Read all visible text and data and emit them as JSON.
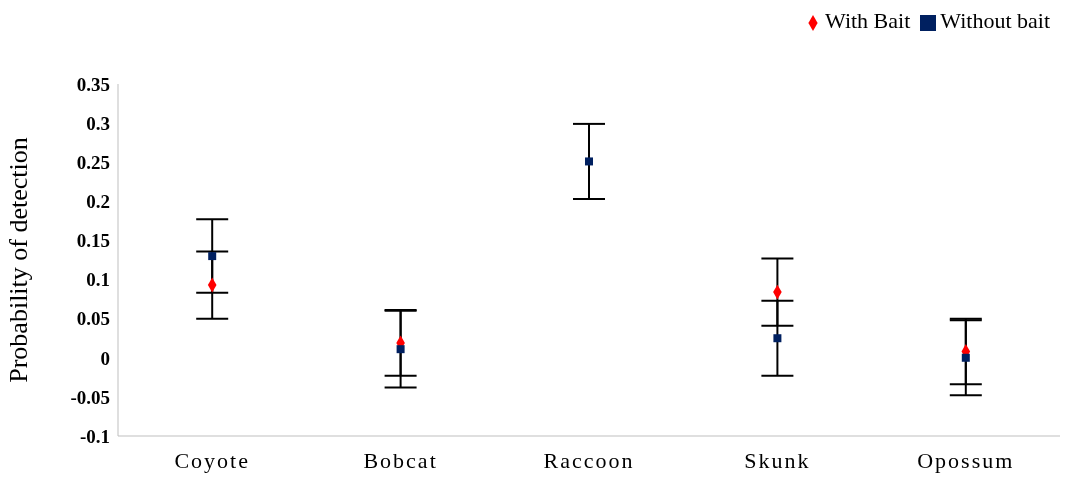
{
  "chart_data": {
    "type": "scatter",
    "ylabel": "Probability of detection",
    "categories": [
      "Coyote",
      "Bobcat",
      "Raccoon",
      "Skunk",
      "Opossum"
    ],
    "series": [
      {
        "name": "With Bait",
        "color": "#ff0000",
        "marker": "diamond",
        "values": [
          0.093,
          0.019,
          null,
          0.084,
          0.008
        ],
        "errors": [
          0.043,
          0.042,
          null,
          0.043,
          0.042
        ]
      },
      {
        "name": "Without bait",
        "color": "#002060",
        "marker": "square",
        "values": [
          0.13,
          0.011,
          0.251,
          0.025,
          0
        ],
        "errors": [
          0.047,
          0.049,
          0.048,
          0.048,
          0.048
        ]
      }
    ],
    "ylim": [
      -0.1,
      0.35
    ],
    "yticks": [
      -0.1,
      -0.05,
      0,
      0.05,
      0.1,
      0.15,
      0.2,
      0.25,
      0.3,
      0.35
    ],
    "grid": false,
    "legend": "top right"
  }
}
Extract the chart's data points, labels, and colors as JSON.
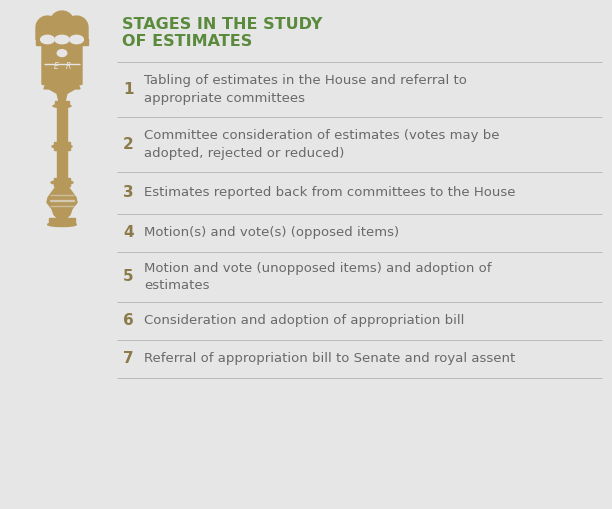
****************
# What to produce:
State the count of lines above containing the string "JSON", and add nothing to it.

# Result for this exercise:
2